● PROBLEM TO SOLVE
Write out all of the entries that follow, word for word, but skip the pictures.

--- start ENTRIES ---

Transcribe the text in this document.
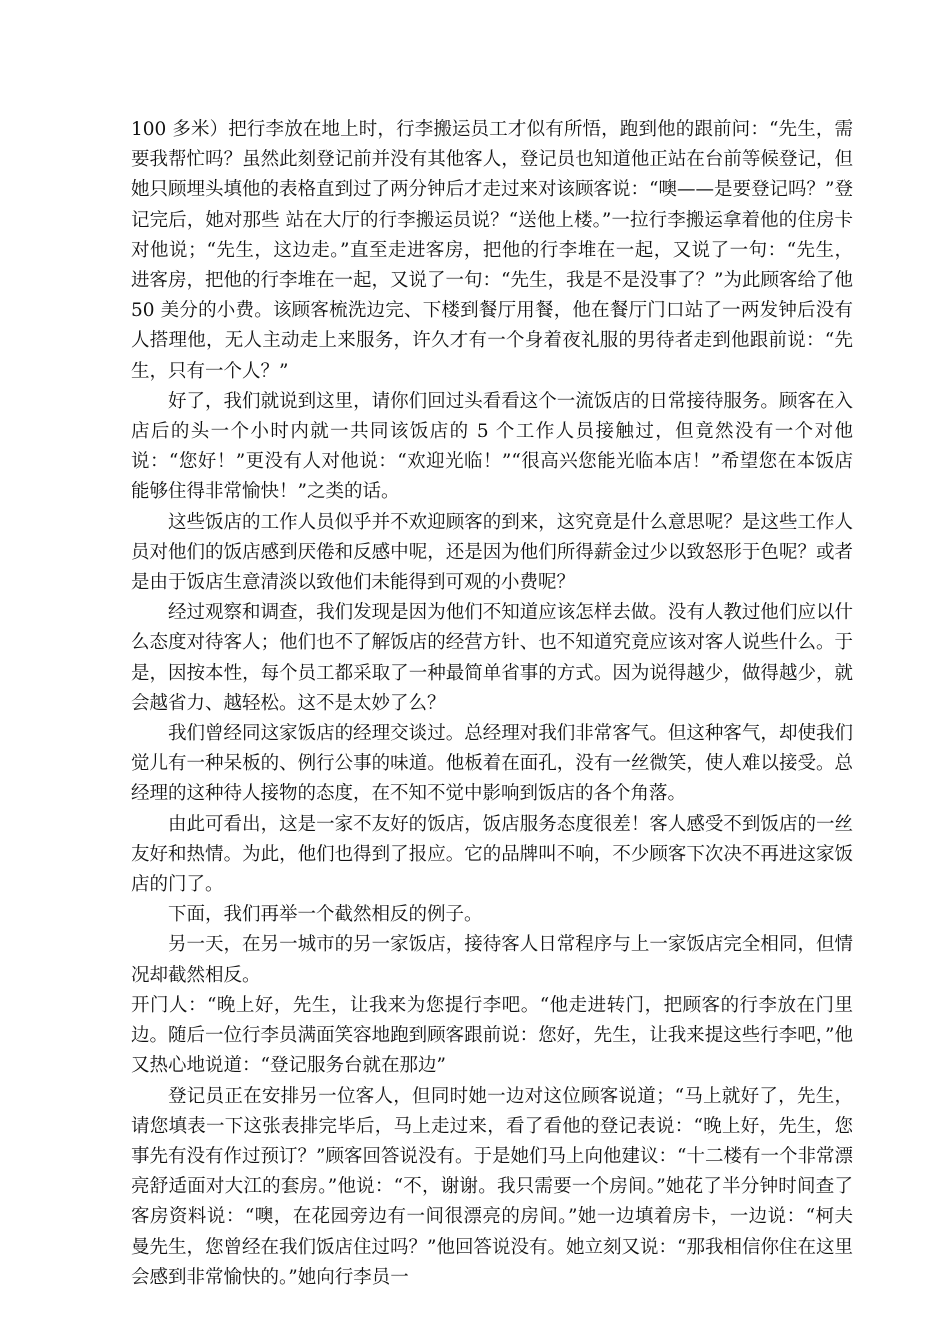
100 多米）把行李放在地上时，行李搬运员工才似有所悟，跑到他的跟前问：“先生，需要我帮忙吗？虽然此刻登记前并没有其他客人，登记员也知道他正站在台前等候登记，但她只顾埋头填他的表格直到过了两分钟后才走过来对该顾客说：“噢——是要登记吗？”登记完后，她对那些 站在大厅的行李搬运员说？“送他上楼。”一拉行李搬运拿着他的住房卡对他说；“先生，这边走。”直至走进客房，把他的行李堆在一起，又说了一句：“先生，进客房，把他的行李堆在一起，又说了一句：“先生，我是不是没事了？”为此顾客给了他 50 美分的小费。该顾客梳洗边完、下楼到餐厅用餐，他在餐厅门口站了一两发钟后没有人搭理他，无人主动走上来服务，许久才有一个身着夜礼服的男待者走到他跟前说：“先生，只有一个人？”

好了，我们就说到这里，请你们回过头看看这个一流饭店的日常接待服务。顾客在入店后的头一个小时内就一共同该饭店的 5 个工作人员接触过，但竟然没有一个对他说：“您好！”更没有人对他说：“欢迎光临！”“很高兴您能光临本店！”希望您在本饭店能够住得非常愉快！”之类的话。

这些饭店的工作人员似乎并不欢迎顾客的到来，这究竟是什么意思呢？是这些工作人员对他们的饭店感到厌倦和反感中呢，还是因为他们所得薪金过少以致怒形于色呢？或者是由于饭店生意清淡以致他们未能得到可观的小费呢？

经过观察和调查，我们发现是因为他们不知道应该怎样去做。没有人教过他们应以什么态度对待客人；他们也不了解饭店的经营方针、也不知道究竟应该对客人说些什么。于是，因按本性，每个员工都采取了一种最简单省事的方式。因为说得越少，做得越少，就会越省力、越轻松。这不是太妙了么？

我们曾经同这家饭店的经理交谈过。总经理对我们非常客气。但这种客气，却使我们觉儿有一种呆板的、例行公事的味道。他板着在面孔，没有一丝微笑，使人难以接受。总经理的这种待人接物的态度，在不知不觉中影响到饭店的各个角落。

由此可看出，这是一家不友好的饭店，饭店服务态度很差！客人感受不到饭店的一丝友好和热情。为此，他们也得到了报应。它的品牌叫不响，不少顾客下次决不再进这家饭店的门了。

下面，我们再举一个截然相反的例子。

另一天，在另一城市的另一家饭店，接待客人日常程序与上一家饭店完全相同，但情况却截然相反。

开门人：“晚上好，先生，让我来为您提行李吧。“他走进转门，把顾客的行李放在门里边。随后一位行李员满面笑容地跑到顾客跟前说：您好，先生，让我来提这些行李吧，”他又热心地说道：“登记服务台就在那边”

登记员正在安排另一位客人，但同时她一边对这位顾客说道；“马上就好了，先生，请您填表一下这张表排完毕后，马上走过来，看了看他的登记表说：“晚上好，先生，您事先有没有作过预订？”顾客回答说没有。于是她们马上向他建议：“十二楼有一个非常漂亮舒适面对大江的套房。”他说：“不，谢谢。我只需要一个房间。”她花了半分钟时间查了客房资料说：“噢，在花园旁边有一间很漂亮的房间。”她一边填着房卡，一边说：“柯夫曼先生，您曾经在我们饭店住过吗？”他回答说没有。她立刻又说：“那我相信你住在这里会感到非常愉快的。”她向行李员一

--- end ENTRIES ---

● OUTPUT FOR THIS TASK
Transcribe the text in this document.
100 多米）把行李放在地上时，行李搬运员工才似有所悟，跑到他的跟前问：“先生，需要我帮忙吗？虽然此刻登记前并没有其他客人，登记员也知道他正站在台前等候登记，但她只顾埋头填他的表格直到过了两分钟后才走过来对该顾客说：“噢——是要登记吗？”登记完后，她对那些 站在大厅的行李搬运员说？“送他上楼。”一拉行李搬运拿着他的住房卡对他说；“先生，这边走。”直至走进客房，把他的行李堆在一起，又说了一句：“先生，进客房，把他的行李堆在一起，又说了一句：“先生，我是不是没事了？”为此顾客给了他 50 美分的小费。该顾客梳洗边完、下楼到餐厅用餐，他在餐厅门口站了一两发钟后没有人搭理他，无人主动走上来服务，许久才有一个身着夜礼服的男待者走到他跟前说：“先生，只有一个人？”

好了，我们就说到这里，请你们回过头看看这个一流饭店的日常接待服务。顾客在入店后的头一个小时内就一共同该饭店的 5 个工作人员接触过，但竟然没有一个对他说：“您好！”更没有人对他说：“欢迎光临！”“很高兴您能光临本店！”希望您在本饭店能够住得非常愉快！”之类的话。

这些饭店的工作人员似乎并不欢迎顾客的到来，这究竟是什么意思呢？是这些工作人员对他们的饭店感到厌倦和反感中呢，还是因为他们所得薪金过少以致怒形于色呢？或者是由于饭店生意清淡以致他们未能得到可观的小费呢？

经过观察和调查，我们发现是因为他们不知道应该怎样去做。没有人教过他们应以什么态度对待客人；他们也不了解饭店的经营方针、也不知道究竟应该对客人说些什么。于是，因按本性，每个员工都采取了一种最简单省事的方式。因为说得越少，做得越少，就会越省力、越轻松。这不是太妙了么？

我们曾经同这家饭店的经理交谈过。总经理对我们非常客气。但这种客气，却使我们觉儿有一种呆板的、例行公事的味道。他板着在面孔，没有一丝微笑，使人难以接受。总经理的这种待人接物的态度，在不知不觉中影响到饭店的各个角落。

由此可看出，这是一家不友好的饭店，饭店服务态度很差！客人感受不到饭店的一丝友好和热情。为此，他们也得到了报应。它的品牌叫不响，不少顾客下次决不再进这家饭店的门了。

下面，我们再举一个截然相反的例子。

另一天，在另一城市的另一家饭店，接待客人日常程序与上一家饭店完全相同，但情况却截然相反。

开门人：“晚上好，先生，让我来为您提行李吧。“他走进转门，把顾客的行李放在门里边。随后一位行李员满面笑容地跑到顾客跟前说：您好，先生，让我来提这些行李吧，”他又热心地说道：“登记服务台就在那边”

登记员正在安排另一位客人，但同时她一边对这位顾客说道；“马上就好了，先生，请您填表一下这张表排完毕后，马上走过来，看了看他的登记表说：“晚上好，先生，您事先有没有作过预订？”顾客回答说没有。于是她们马上向他建议：“十二楼有一个非常漂亮舒适面对大江的套房。”他说：“不，谢谢。我只需要一个房间。”她花了半分钟时间查了客房资料说：“噢，在花园旁边有一间很漂亮的房间。”她一边填着房卡，一边说：“柯夫曼先生，您曾经在我们饭店住过吗？”他回答说没有。她立刻又说：“那我相信你住在这里会感到非常愉快的。”她向行李员一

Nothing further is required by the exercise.